> [Problem details]: Reply with one number only, the count of lines holding the string "государственных".
■ ■ ■ ■ ■
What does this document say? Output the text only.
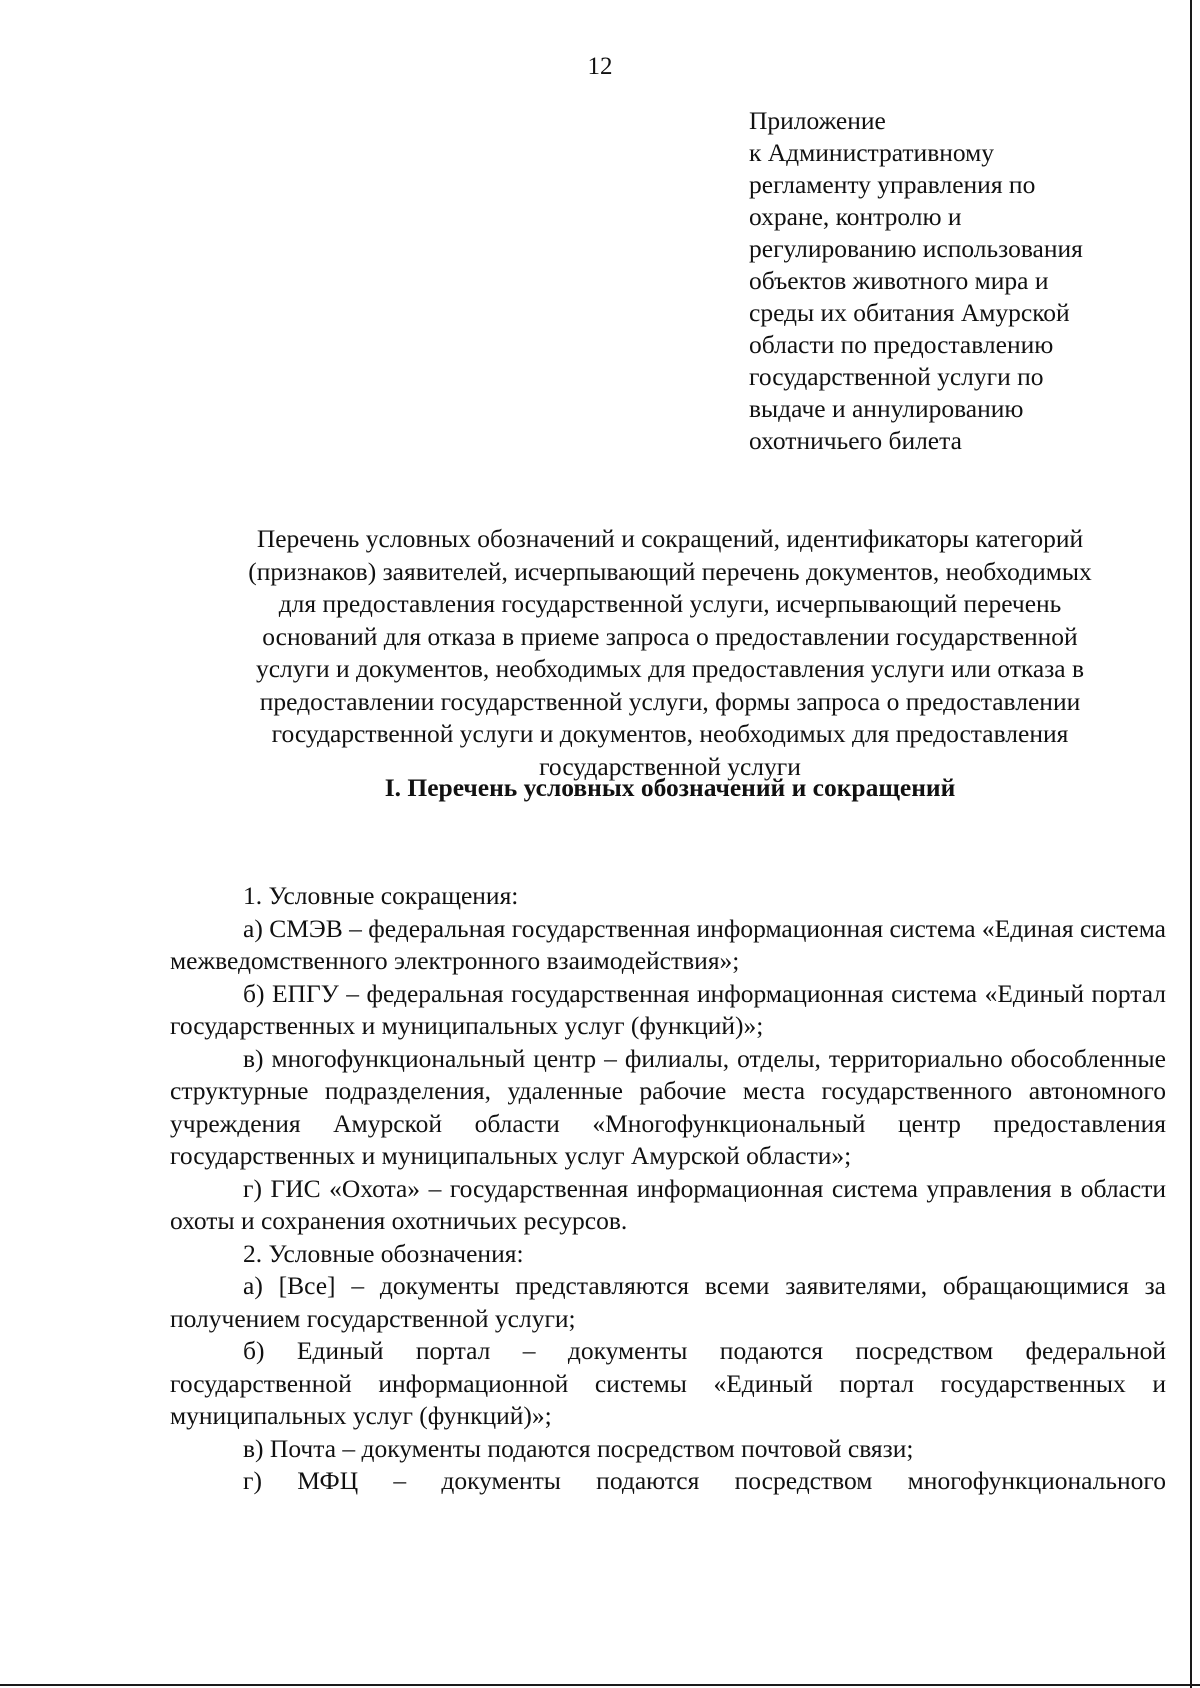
12
Приложение
к Административному
регламенту управления по
охране, контролю и
регулированию использования
объектов животного мира и
среды их обитания Амурской
области по предоставлению
государственной услуги по
выдаче и аннулированию
охотничьего билета
Перечень условных обозначений и сокращений, идентификаторы категорий
(признаков) заявителей, исчерпывающий перечень документов, необходимых
для предоставления государственной услуги, исчерпывающий перечень
оснований для отказа в приеме запроса о предоставлении государственной
услуги и документов, необходимых для предоставления услуги или отказа в
предоставлении государственной услуги, формы запроса о предоставлении
государственной услуги и документов, необходимых для предоставления
государственной услуги
I. Перечень условных обозначений и сокращений

1. Условные сокращения:

а) СМЭВ – федеральная государственная информационная система «Единая система межведомственного электронного взаимодействия»;

б) ЕПГУ – федеральная государственная информационная система «Единый портал государственных и муниципальных услуг (функций)»;

в) многофункциональный центр – филиалы, отделы, территориально обособленные структурные подразделения, удаленные рабочие места государственного автономного учреждения Амурской области «Многофункциональный центр предоставления государственных и муниципальных услуг Амурской области»;

г) ГИС «Охота» – государственная информационная система управления в области охоты и сохранения охотничьих ресурсов.

2. Условные обозначения:

а) [Все] – документы представляются всеми заявителями, обращающимися за получением государственной услуги;

б) Единый портал – документы подаются посредством федеральной государственной информационной системы «Единый портал государственных и муниципальных услуг (функций)»;

в) Почта – документы подаются посредством почтовой связи;

г) МФЦ – документы подаются посредством многофункционального
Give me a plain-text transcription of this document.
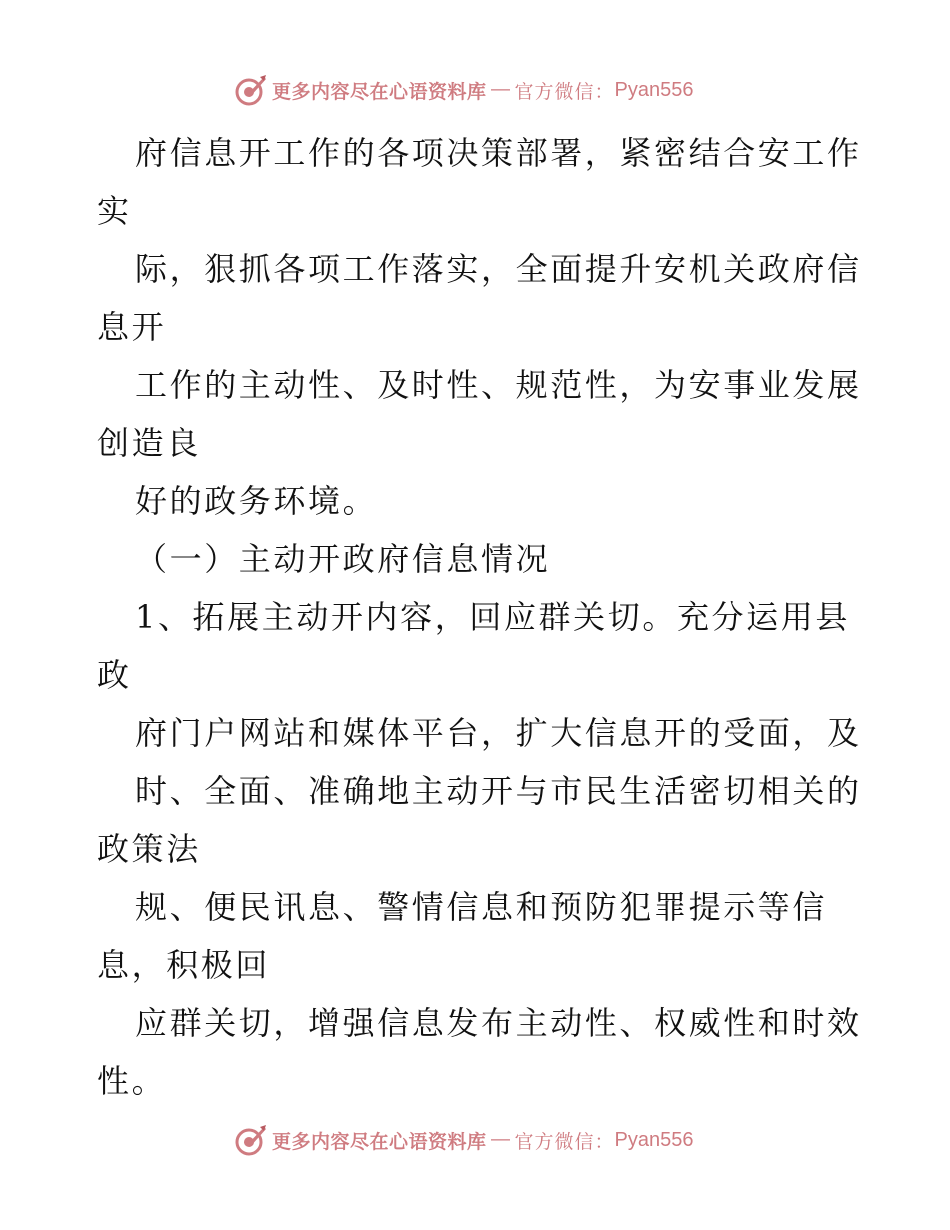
更多内容尽在心语资料库 — 官方微信： Pyan556

府信息开工作的各项决策部署，紧密结合安工作

实

际，狠抓各项工作落实，全面提升安机关政府信

息开

工作的主动性、及时性、规范性，为安事业发展

创造良

好的政务环境。

（一）主动开政府信息情况

1、拓展主动开内容，回应群关切。充分运用县

政

府门户网站和媒体平台，扩大信息开的受面，及

时、全面、准确地主动开与市民生活密切相关的

政策法

规、便民讯息、警情信息和预防犯罪提示等信

息，积极回

应群关切，增强信息发布主动性、权威性和时效

性。

更多内容尽在心语资料库 — 官方微信： Pyan556
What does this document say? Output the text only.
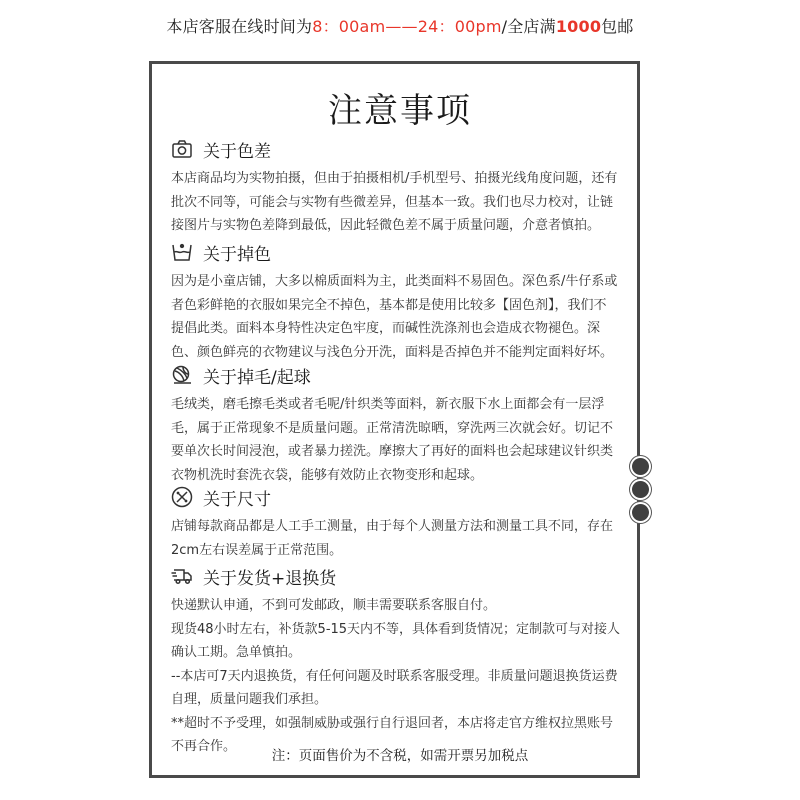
本店客服在线时间为8：00am——24：00pm/全店满1000包邮
注意事项
关于色差

本店商品均为实物拍摄，但由于拍摄相机/手机型号、拍摄光线角度问题，还有

批次不同等，可能会与实物有些微差异，但基本一致。我们也尽力校对，让链

接图片与实物色差降到最低，因此轻微色差不属于质量问题，介意者慎拍。

关于掉色

因为是小童店铺，大多以棉质面料为主，此类面料不易固色。深色系/牛仔系或

者色彩鲜艳的衣服如果完全不掉色，基本都是使用比较多【固色剂】，我们不

提倡此类。面料本身特性决定色牢度，而碱性洗涤剂也会造成衣物褪色。深

色、颜色鲜亮的衣物建议与浅色分开洗，面料是否掉色并不能判定面料好坏。

关于掉毛/起球

毛绒类，磨毛擦毛类或者毛呢/针织类等面料，新衣服下水上面都会有一层浮

毛，属于正常现象不是质量问题。正常清洗晾晒，穿洗两三次就会好。切记不

要单次长时间浸泡，或者暴力搓洗。摩擦大了再好的面料也会起球建议针织类

衣物机洗时套洗衣袋，能够有效防止衣物变形和起球。

关于尺寸

店铺每款商品都是人工手工测量，由于每个人测量方法和测量工具不同，存在

2cm左右误差属于正常范围。

关于发货+退换货

快递默认申通，不到可发邮政，顺丰需要联系客服自付。

现货48小时左右，补货款5-15天内不等，具体看到货情况；定制款可与对接人

确认工期。急单慎拍。

--本店可7天内退换货，有任何问题及时联系客服受理。非质量问题退换货运费

自理，质量问题我们承担。

**超时不予受理，如强制威胁或强行自行退回者，本店将走官方维权拉黑账号

不再合作。

注：页面售价为不含税，如需开票另加税点
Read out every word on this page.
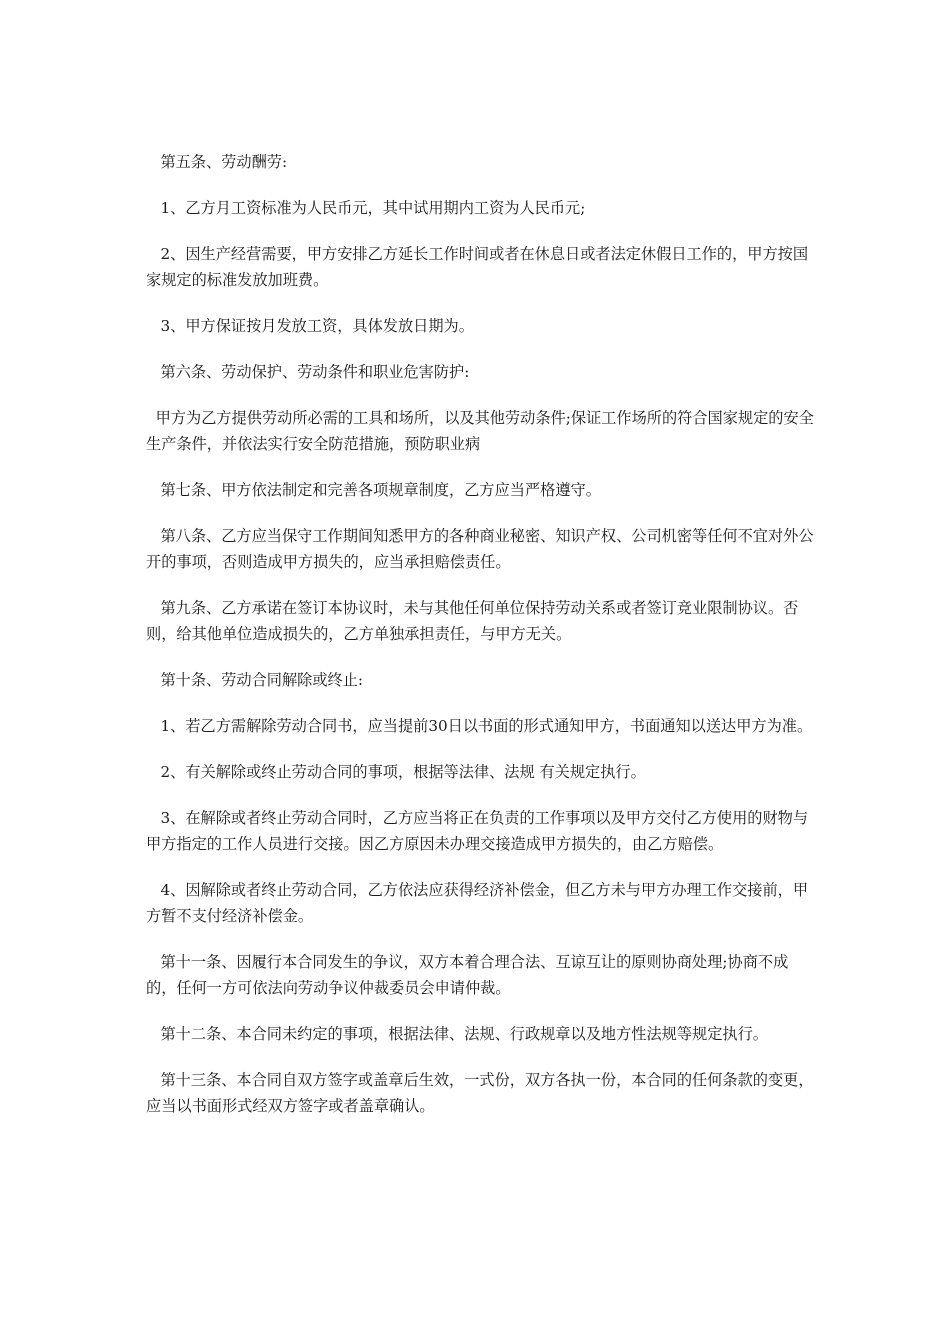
第五条、劳动酬劳:

1、乙方月工资标准为人民币元，其中试用期内工资为人民币元;

2、因生产经营需要，甲方安排乙方延长工作时间或者在休息日或者法定休假日工作的，甲方按国家规定的标准发放加班费。

3、甲方保证按月发放工资，具体发放日期为。

第六条、劳动保护、劳动条件和职业危害防护:

甲方为乙方提供劳动所必需的工具和场所，以及其他劳动条件;保证工作场所的符合国家规定的安全生产条件，并依法实行安全防范措施，预防职业病

第七条、甲方依法制定和完善各项规章制度，乙方应当严格遵守。

第八条、乙方应当保守工作期间知悉甲方的各种商业秘密、知识产权、公司机密等任何不宜对外公开的事项，否则造成甲方损失的，应当承担赔偿责任。

第九条、乙方承诺在签订本协议时，未与其他任何单位保持劳动关系或者签订竞业限制协议。否则，给其他单位造成损失的，乙方单独承担责任，与甲方无关。

第十条、劳动合同解除或终止:

1、若乙方需解除劳动合同书，应当提前30日以书面的形式通知甲方，书面通知以送达甲方为准。

2、有关解除或终止劳动合同的事项，根据等法律、法规 有关规定执行。

3、在解除或者终止劳动合同时，乙方应当将正在负责的工作事项以及甲方交付乙方使用的财物与甲方指定的工作人员进行交接。因乙方原因未办理交接造成甲方损失的，由乙方赔偿。

4、因解除或者终止劳动合同，乙方依法应获得经济补偿金，但乙方未与甲方办理工作交接前，甲方暂不支付经济补偿金。

第十一条、因履行本合同发生的争议，双方本着合理合法、互谅互让的原则协商处理;协商不成的，任何一方可依法向劳动争议仲裁委员会申请仲裁。

第十二条、本合同未约定的事项，根据法律、法规、行政规章以及地方性法规等规定执行。

第十三条、本合同自双方签字或盖章后生效，一式份，双方各执一份，本合同的任何条款的变更，应当以书面形式经双方签字或者盖章确认。
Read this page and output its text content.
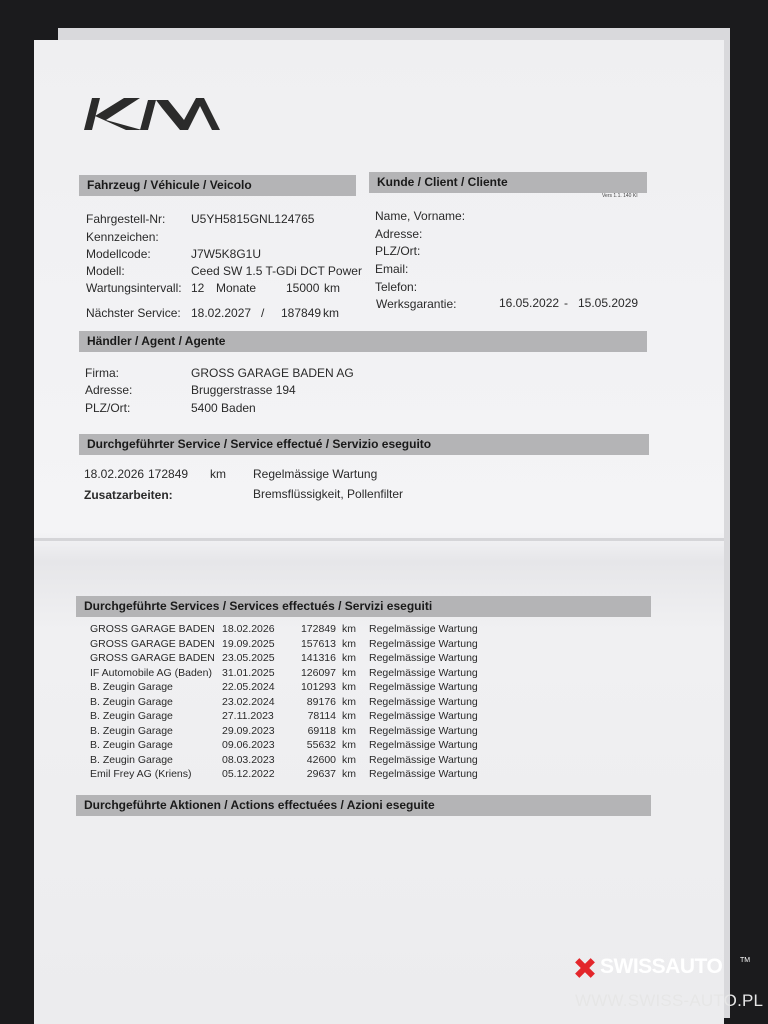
Fahrzeug / Véhicule / Veicolo
Fahrgestell-Nr: U5YH5815GNL124765
Kennzeichen:
Modellcode:	J7W5K8G1U
Modell:	Ceed SW 1.5 T-GDi DCT Power
Wartungsintervall: 12 Monate 15000 km
Nächster Service: 18.02.2027 / 187849 km
Kunde / Client / Cliente
Vers 1.1. 140 KI
Name, Vorname:
Adresse:
PLZ/Ort:
Email:
Telefon:
Werksgarantie:	16.05.2022 - 15.05.2029
Händler / Agent / Agente
Firma:	GROSS GARAGE BADEN AG
Adresse:	Bruggerstrasse 194
PLZ/Ort:	5400 Baden
Durchgeführter Service / Service effectué / Servizio eseguito
18.02.2026 172849 km Regelmässige Wartung
Zusatzarbeiten:	Bremsflüssigkeit, Pollenfilter
Durchgeführte Services / Services effectués / Servizi eseguiti
GROSS GARAGE BADEN 18.02.2026	172849 km Regelmässige Wartung
GROSS GARAGE BADEN 19.09.2025	157613 km Regelmässige Wartung
GROSS GARAGE BADEN 23.05.2025	141316 km Regelmässige Wartung
IF Automobile AG (Baden) 31.01.2025	126097 km Regelmässige Wartung
B. Zeugin Garage	22.05.2024	101293 km Regelmässige Wartung
B. Zeugin Garage	23.02.2024	89176 km Regelmässige Wartung
B. Zeugin Garage	27.11.2023	78114 km Regelmässige Wartung
B. Zeugin Garage	29.09.2023	69118 km Regelmässige Wartung
B. Zeugin Garage	09.06.2023	55632 km Regelmässige Wartung
B. Zeugin Garage	08.03.2023	42600 km Regelmässige Wartung
Emil Frey AG (Kriens)	05.12.2022	29637 km Regelmässige Wartung
Durchgeführte Aktionen / Actions effectuées / Azioni eseguite
SWISSAUTO	TM
WWW.SWISS-AUTO.PL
■ ■ ■ ■ ■
> [Completed exercise]: 3